Instruction: Extract every line below, verbatim.

Exercise inputs:
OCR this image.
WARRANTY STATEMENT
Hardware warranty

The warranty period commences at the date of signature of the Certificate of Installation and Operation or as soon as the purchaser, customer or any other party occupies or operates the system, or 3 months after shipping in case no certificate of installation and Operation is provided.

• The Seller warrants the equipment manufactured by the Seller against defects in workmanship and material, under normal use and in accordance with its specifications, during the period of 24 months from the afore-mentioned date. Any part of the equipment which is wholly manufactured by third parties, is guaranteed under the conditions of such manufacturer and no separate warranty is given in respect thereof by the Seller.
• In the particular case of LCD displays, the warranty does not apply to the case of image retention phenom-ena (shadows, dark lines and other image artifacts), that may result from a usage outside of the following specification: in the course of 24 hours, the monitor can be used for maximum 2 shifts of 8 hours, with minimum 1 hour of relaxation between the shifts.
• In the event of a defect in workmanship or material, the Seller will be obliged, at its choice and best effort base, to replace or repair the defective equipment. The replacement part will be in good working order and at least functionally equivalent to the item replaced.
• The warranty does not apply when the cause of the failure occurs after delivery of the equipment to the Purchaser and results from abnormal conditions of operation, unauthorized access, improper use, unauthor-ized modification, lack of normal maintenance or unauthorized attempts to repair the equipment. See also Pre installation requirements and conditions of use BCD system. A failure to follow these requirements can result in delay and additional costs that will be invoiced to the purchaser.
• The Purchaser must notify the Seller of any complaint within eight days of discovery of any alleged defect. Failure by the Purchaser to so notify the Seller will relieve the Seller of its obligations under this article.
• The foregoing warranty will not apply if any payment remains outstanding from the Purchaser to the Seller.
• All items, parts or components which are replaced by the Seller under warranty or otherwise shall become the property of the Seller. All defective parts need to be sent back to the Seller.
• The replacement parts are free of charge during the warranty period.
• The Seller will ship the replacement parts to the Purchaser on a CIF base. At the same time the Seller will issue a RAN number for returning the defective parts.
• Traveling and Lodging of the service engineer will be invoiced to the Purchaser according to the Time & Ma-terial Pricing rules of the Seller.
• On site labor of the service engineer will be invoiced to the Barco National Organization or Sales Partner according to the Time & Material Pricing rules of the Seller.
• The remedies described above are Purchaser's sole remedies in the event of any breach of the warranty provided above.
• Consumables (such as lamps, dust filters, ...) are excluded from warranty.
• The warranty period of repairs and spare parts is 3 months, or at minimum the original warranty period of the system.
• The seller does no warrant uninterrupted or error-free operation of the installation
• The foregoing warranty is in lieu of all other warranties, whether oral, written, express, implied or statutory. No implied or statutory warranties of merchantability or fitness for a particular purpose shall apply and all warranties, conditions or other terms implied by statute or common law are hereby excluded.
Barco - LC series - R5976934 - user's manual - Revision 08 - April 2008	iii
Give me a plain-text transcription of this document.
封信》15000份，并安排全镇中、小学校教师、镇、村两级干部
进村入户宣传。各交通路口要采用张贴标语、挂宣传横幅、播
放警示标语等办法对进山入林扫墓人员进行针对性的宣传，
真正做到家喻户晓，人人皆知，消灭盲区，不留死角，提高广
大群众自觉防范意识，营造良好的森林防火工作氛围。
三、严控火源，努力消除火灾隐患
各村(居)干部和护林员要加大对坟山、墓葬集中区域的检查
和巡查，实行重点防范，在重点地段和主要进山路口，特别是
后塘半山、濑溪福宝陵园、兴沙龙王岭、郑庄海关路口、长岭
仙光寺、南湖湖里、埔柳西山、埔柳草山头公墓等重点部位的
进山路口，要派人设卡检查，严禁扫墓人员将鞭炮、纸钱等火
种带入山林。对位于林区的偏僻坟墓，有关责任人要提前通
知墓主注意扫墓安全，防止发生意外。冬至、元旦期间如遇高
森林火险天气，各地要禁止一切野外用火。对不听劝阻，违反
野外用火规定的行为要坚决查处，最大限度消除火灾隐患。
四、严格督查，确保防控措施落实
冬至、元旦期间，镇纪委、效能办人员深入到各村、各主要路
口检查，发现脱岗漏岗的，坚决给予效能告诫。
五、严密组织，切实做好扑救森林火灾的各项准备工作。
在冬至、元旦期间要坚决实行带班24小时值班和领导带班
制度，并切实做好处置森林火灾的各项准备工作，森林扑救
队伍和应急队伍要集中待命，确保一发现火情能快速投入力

Task solution:
OCR this image.
WARRANTY STATEMENT
Hardware warranty

The warranty period commences at the date of signature of the Certificate of Installation and Operation or as soon as the purchaser, customer or any other party occupies or operates the system, or 3 months after shipping in case no certificate of installation and Operation is provided.

• The Seller warrants the equipment manufactured by the Seller against defects in workmanship and material, under normal use and in accordance with its specifications, during the period of 24 months from the afore-mentioned date. Any part of the equipment which is wholly manufactured by third parties, is guaranteed under the conditions of such manufacturer and no separate warranty is given in respect thereof by the Seller.
• In the particular case of LCD displays, the warranty does not apply to the case of image retention phenom-ena (shadows, dark lines and other image artifacts), that may result from a usage outside of the following specification: in the course of 24 hours, the monitor can be used for maximum 2 shifts of 8 hours, with minimum 1 hour of relaxation between the shifts.
• In the event of a defect in workmanship or material, the Seller will be obliged, at its choice and best effort base, to replace or repair the defective equipment. The replacement part will be in good working order and at least functionally equivalent to the item replaced.
• The warranty does not apply when the cause of the failure occurs after delivery of the equipment to the Purchaser and results from abnormal conditions of operation, unauthorized access, improper use, unauthor-ized modification, lack of normal maintenance or unauthorized attempts to repair the equipment. See also Pre installation requirements and conditions of use BCD system. A failure to follow these requirements can result in delay and additional costs that will be invoiced to the purchaser.
• The Purchaser must notify the Seller of any complaint within eight days of discovery of any alleged defect. Failure by the Purchaser to so notify the Seller will relieve the Seller of its obligations under this article.
• The foregoing warranty will not apply if any payment remains outstanding from the Purchaser to the Seller.
• All items, parts or components which are replaced by the Seller under warranty or otherwise shall become the property of the Seller. All defective parts need to be sent back to the Seller.
• The replacement parts are free of charge during the warranty period.
• The Seller will ship the replacement parts to the Purchaser on a CIF base. At the same time the Seller will issue a RAN number for returning the defective parts.
• Traveling and Lodging of the service engineer will be invoiced to the Purchaser according to the Time & Ma-terial Pricing rules of the Seller.
• On site labor of the service engineer will be invoiced to the Barco National Organization or Sales Partner according to the Time & Material Pricing rules of the Seller.
• The remedies described above are Purchaser's sole remedies in the event of any breach of the warranty provided above.
• Consumables (such as lamps, dust filters, ...) are excluded from warranty.
• The warranty period of repairs and spare parts is 3 months, or at minimum the original warranty period of the system.
• The seller does no warrant uninterrupted or error-free operation of the installation
• The foregoing warranty is in lieu of all other warranties, whether oral, written, express, implied or statutory. No implied or statutory warranties of merchantability or fitness for a particular purpose shall apply and all warranties, conditions or other terms implied by statute or common law are hereby excluded.
Barco - LC series - R5976934 - user's manual - Revision 08 - April 2008	iii
Give me a plain-text transcription of this document.
封信》15000份，并安排全镇中、小学校教师、镇、村两级干部
进村入户宣传。各交通路口要采用张贴标语、挂宣传横幅、播
放警示标语等办法对进山入林扫墓人员进行针对性的宣传，
真正做到家喻户晓，人人皆知，消灭盲区，不留死角，提高广
大群众自觉防范意识，营造良好的森林防火工作氛围。
三、严控火源，努力消除火灾隐患
各村(居)干部和护林员要加大对坟山、墓葬集中区域的检查
和巡查，实行重点防范，在重点地段和主要进山路口，特别是
后塘半山、濑溪福宝陵园、兴沙龙王岭、郑庄海关路口、长岭
仙光寺、南湖湖里、埔柳西山、埔柳草山头公墓等重点部位的
进山路口，要派人设卡检查，严禁扫墓人员将鞭炮、纸钱等火
种带入山林。对位于林区的偏僻坟墓，有关责任人要提前通
知墓主注意扫墓安全，防止发生意外。冬至、元旦期间如遇高
森林火险天气，各地要禁止一切野外用火。对不听劝阻，违反
野外用火规定的行为要坚决查处，最大限度消除火灾隐患。
四、严格督查，确保防控措施落实
冬至、元旦期间，镇纪委、效能办人员深入到各村、各主要路
口检查，发现脱岗漏岗的，坚决给予效能告诫。
五、严密组织，切实做好扑救森林火灾的各项准备工作。
在冬至、元旦期间要坚决实行带班24小时值班和领导带班
制度，并切实做好处置森林火灾的各项准备工作，森林扑救
队伍和应急队伍要集中待命，确保一发现火情能快速投入力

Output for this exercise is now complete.